- WRITTEN PROBLEM -
Below is a block of records; reproduce all of them exactly and leave out any pictures.

- DATA -
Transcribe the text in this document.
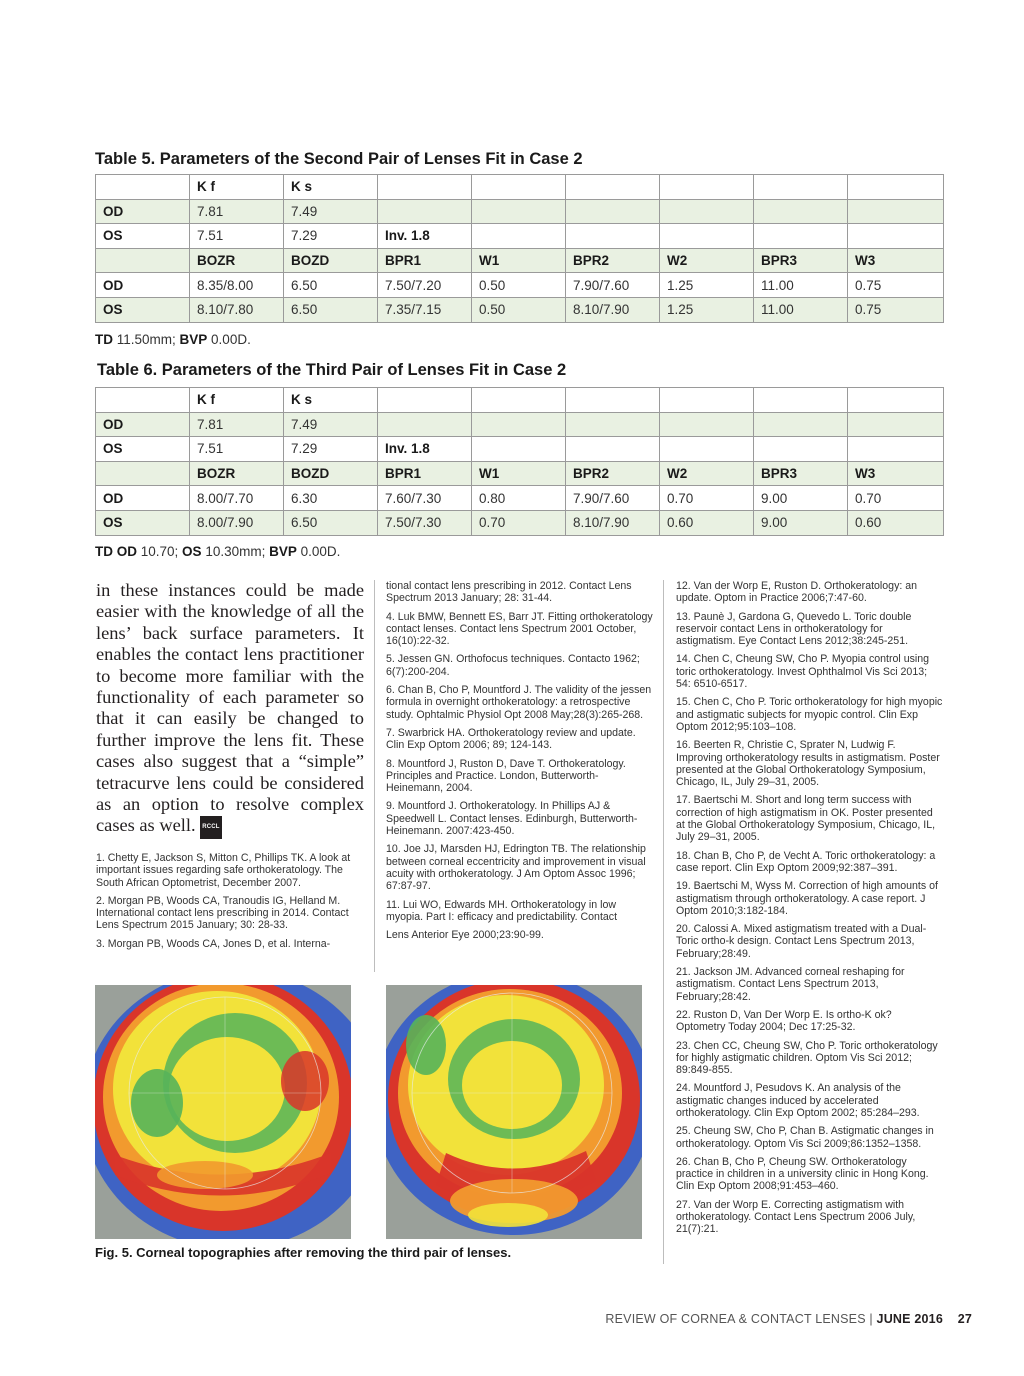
Table 5. Parameters of the Second Pair of Lenses Fit in Case 2
	K f	K s						
OD	7.81	7.49						
OS	7.51	7.29	Inv. 1.8					
	BOZR	BOZD	BPR1	W1	BPR2	W2	BPR3	W3
OD	8.35/8.00	6.50	7.50/7.20	0.50	7.90/7.60	1.25	11.00	0.75
OS	8.10/7.80	6.50	7.35/7.15	0.50	8.10/7.90	1.25	11.00	0.75
TD 11.50mm; BVP 0.00D.
Table 6. Parameters of the Third Pair of Lenses Fit in Case 2
	K f	K s						
OD	7.81	7.49						
OS	7.51	7.29	Inv. 1.8					
	BOZR	BOZD	BPR1	W1	BPR2	W2	BPR3	W3
OD	8.00/7.70	6.30	7.60/7.30	0.80	7.90/7.60	0.70	9.00	0.70
OS	8.00/7.90	6.50	7.50/7.30	0.70	8.10/7.90	0.60	9.00	0.60
TD OD 10.70; OS 10.30mm; BVP 0.00D.

in these instances could be made easier with the knowledge of all the lens’ back surface parameters. It enables the contact lens practitioner to become more familiar with the functionality of each parameter so that it can easily be changed to further improve the lens fit. These cases also suggest that a “simple” tetracurve lens could be considered as an option to resolve complex cases as well. RCCL

1. Chetty E, Jackson S, Mitton C, Phillips TK. A look at important issues regarding safe orthokeratology. The South African Optometrist, December 2007.

2. Morgan PB, Woods CA, Tranoudis IG, Helland M. International contact lens prescribing in 2014. Contact Lens Spectrum 2015 January; 30: 28-33.

3. Morgan PB, Woods CA, Jones D, et al. Interna-

tional contact lens prescribing in 2012. Contact Lens Spectrum 2013 January; 28: 31-44.

4. Luk BMW, Bennett ES, Barr JT. Fitting orthokeratology contact lenses. Contact lens Spectrum 2001 October, 16(10):22-32.

5. Jessen GN. Orthofocus techniques. Contacto 1962; 6(7):200-204.

6. Chan B, Cho P, Mountford J. The validity of the jessen formula in overnight orthokeratology: a retrospective study. Ophtalmic Physiol Opt 2008 May;28(3):265-268.

7. Swarbrick HA. Orthokeratology review and update. Clin Exp Optom 2006; 89; 124-143.

8. Mountford J, Ruston D, Dave T. Orthokeratology. Principles and Practice. London, Butterworth-Heinemann, 2004.

9. Mountford J. Orthokeratology. In Phillips AJ & Speedwell L. Contact lenses. Edinburgh, Butterworth-Heinemann. 2007:423-450.

10. Joe JJ, Marsden HJ, Edrington TB. The relationship between corneal eccentricity and improvement in visual acuity with orthokeratology. J Am Optom Assoc 1996; 67:87-97.

11. Lui WO, Edwards MH. Orthokeratology in low myopia. Part I: efficacy and predictability. Contact

Lens Anterior Eye 2000;23:90-99.

12. Van der Worp E, Ruston D. Orthokeratology: an update. Optom in Practice 2006;7:47-60.

13. Paunè J, Gardona G, Quevedo L. Toric double reservoir contact Lens in orthokeratology for astigmatism. Eye Contact Lens 2012;38:245-251.

14. Chen C, Cheung SW, Cho P. Myopia control using toric orthokeratology. Invest Ophthalmol Vis Sci 2013; 54: 6510-6517.

15. Chen C, Cho P. Toric orthokeratology for high myopic and astigmatic subjects for myopic control. Clin Exp Optom 2012;95:103–108.

16. Beerten R, Christie C, Sprater N, Ludwig F. Improving orthokeratology results in astigmatism. Poster presented at the Global Orthokeratology Symposium, Chicago, IL, July 29–31, 2005.

17. Baertschi M. Short and long term success with correction of high astigmatism in OK. Poster presented at the Global Orthokeratology Symposium, Chicago, IL, July 29–31, 2005.

18. Chan B, Cho P, de Vecht A. Toric orthokeratology: a case report. Clin Exp Optom 2009;92:387–391.

19. Baertschi M, Wyss M. Correction of high amounts of astigmatism through orthokeratology. A case report. J Optom 2010;3:182-184.

20. Calossi A. Mixed astigmatism treated with a Dual-Toric ortho-k design. Contact Lens Spectrum 2013, February;28:49.

21. Jackson JM. Advanced corneal reshaping for astigmatism. Contact Lens Spectrum 2013, February;28:42.

22. Ruston D, Van Der Worp E. Is ortho-K ok? Optometry Today 2004; Dec 17:25-32.

23. Chen CC, Cheung SW, Cho P. Toric orthokeratology for highly astigmatic children. Optom Vis Sci 2012; 89:849-855.

24. Mountford J, Pesudovs K. An analysis of the astigmatic changes induced by accelerated orthokeratology. Clin Exp Optom 2002; 85:284–293.

25. Cheung SW, Cho P, Chan B. Astigmatic changes in orthokeratology. Optom Vis Sci 2009;86:1352–1358.

26. Chan B, Cho P, Cheung SW. Orthokeratology practice in children in a university clinic in Hong Kong. Clin Exp Optom 2008;91:453–460.

27. Van der Worp E. Correcting astigmatism with orthokeratology. Contact Lens Spectrum 2006 July, 21(7):21.

Fig. 5. Corneal topographies after removing the third pair of lenses.

REVIEW OF CORNEA & CONTACT LENSES | JUNE 2016 27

- REPLY -
Transcribe the text in this document.
Table 5. Parameters of the Second Pair of Lenses Fit in Case 2
	K f	K s						
OD	7.81	7.49						
OS	7.51	7.29	Inv. 1.8					
	BOZR	BOZD	BPR1	W1	BPR2	W2	BPR3	W3
OD	8.35/8.00	6.50	7.50/7.20	0.50	7.90/7.60	1.25	11.00	0.75
OS	8.10/7.80	6.50	7.35/7.15	0.50	8.10/7.90	1.25	11.00	0.75
TD 11.50mm; BVP 0.00D.
Table 6. Parameters of the Third Pair of Lenses Fit in Case 2
	K f	K s						
OD	7.81	7.49						
OS	7.51	7.29	Inv. 1.8					
	BOZR	BOZD	BPR1	W1	BPR2	W2	BPR3	W3
OD	8.00/7.70	6.30	7.60/7.30	0.80	7.90/7.60	0.70	9.00	0.70
OS	8.00/7.90	6.50	7.50/7.30	0.70	8.10/7.90	0.60	9.00	0.60
TD OD 10.70; OS 10.30mm; BVP 0.00D.

in these instances could be made easier with the knowledge of all the lens’ back surface parameters. It enables the contact lens practitioner to become more familiar with the functionality of each parameter so that it can easily be changed to further improve the lens fit. These cases also suggest that a “simple” tetracurve lens could be considered as an option to resolve complex cases as well. RCCL

1. Chetty E, Jackson S, Mitton C, Phillips TK. A look at important issues regarding safe orthokeratology. The South African Optometrist, December 2007.

2. Morgan PB, Woods CA, Tranoudis IG, Helland M. International contact lens prescribing in 2014. Contact Lens Spectrum 2015 January; 30: 28-33.

3. Morgan PB, Woods CA, Jones D, et al. Interna-

tional contact lens prescribing in 2012. Contact Lens Spectrum 2013 January; 28: 31-44.

4. Luk BMW, Bennett ES, Barr JT. Fitting orthokeratology contact lenses. Contact lens Spectrum 2001 October, 16(10):22-32.

5. Jessen GN. Orthofocus techniques. Contacto 1962; 6(7):200-204.

6. Chan B, Cho P, Mountford J. The validity of the jessen formula in overnight orthokeratology: a retrospective study. Ophtalmic Physiol Opt 2008 May;28(3):265-268.

7. Swarbrick HA. Orthokeratology review and update. Clin Exp Optom 2006; 89; 124-143.

8. Mountford J, Ruston D, Dave T. Orthokeratology. Principles and Practice. London, Butterworth-Heinemann, 2004.

9. Mountford J. Orthokeratology. In Phillips AJ & Speedwell L. Contact lenses. Edinburgh, Butterworth-Heinemann. 2007:423-450.

10. Joe JJ, Marsden HJ, Edrington TB. The relationship between corneal eccentricity and improvement in visual acuity with orthokeratology. J Am Optom Assoc 1996; 67:87-97.

11. Lui WO, Edwards MH. Orthokeratology in low myopia. Part I: efficacy and predictability. Contact

Lens Anterior Eye 2000;23:90-99.

12. Van der Worp E, Ruston D. Orthokeratology: an update. Optom in Practice 2006;7:47-60.

13. Paunè J, Gardona G, Quevedo L. Toric double reservoir contact Lens in orthokeratology for astigmatism. Eye Contact Lens 2012;38:245-251.

14. Chen C, Cheung SW, Cho P. Myopia control using toric orthokeratology. Invest Ophthalmol Vis Sci 2013; 54: 6510-6517.

15. Chen C, Cho P. Toric orthokeratology for high myopic and astigmatic subjects for myopic control. Clin Exp Optom 2012;95:103–108.

16. Beerten R, Christie C, Sprater N, Ludwig F. Improving orthokeratology results in astigmatism. Poster presented at the Global Orthokeratology Symposium, Chicago, IL, July 29–31, 2005.

17. Baertschi M. Short and long term success with correction of high astigmatism in OK. Poster presented at the Global Orthokeratology Symposium, Chicago, IL, July 29–31, 2005.

18. Chan B, Cho P, de Vecht A. Toric orthokeratology: a case report. Clin Exp Optom 2009;92:387–391.

19. Baertschi M, Wyss M. Correction of high amounts of astigmatism through orthokeratology. A case report. J Optom 2010;3:182-184.

20. Calossi A. Mixed astigmatism treated with a Dual-Toric ortho-k design. Contact Lens Spectrum 2013, February;28:49.

21. Jackson JM. Advanced corneal reshaping for astigmatism. Contact Lens Spectrum 2013, February;28:42.

22. Ruston D, Van Der Worp E. Is ortho-K ok? Optometry Today 2004; Dec 17:25-32.

23. Chen CC, Cheung SW, Cho P. Toric orthokeratology for highly astigmatic children. Optom Vis Sci 2012; 89:849-855.

24. Mountford J, Pesudovs K. An analysis of the astigmatic changes induced by accelerated orthokeratology. Clin Exp Optom 2002; 85:284–293.

25. Cheung SW, Cho P, Chan B. Astigmatic changes in orthokeratology. Optom Vis Sci 2009;86:1352–1358.

26. Chan B, Cho P, Cheung SW. Orthokeratology practice in children in a university clinic in Hong Kong. Clin Exp Optom 2008;91:453–460.

27. Van der Worp E. Correcting astigmatism with orthokeratology. Contact Lens Spectrum 2006 July, 21(7):21.

Fig. 5. Corneal topographies after removing the third pair of lenses.

REVIEW OF CORNEA & CONTACT LENSES | JUNE 2016 27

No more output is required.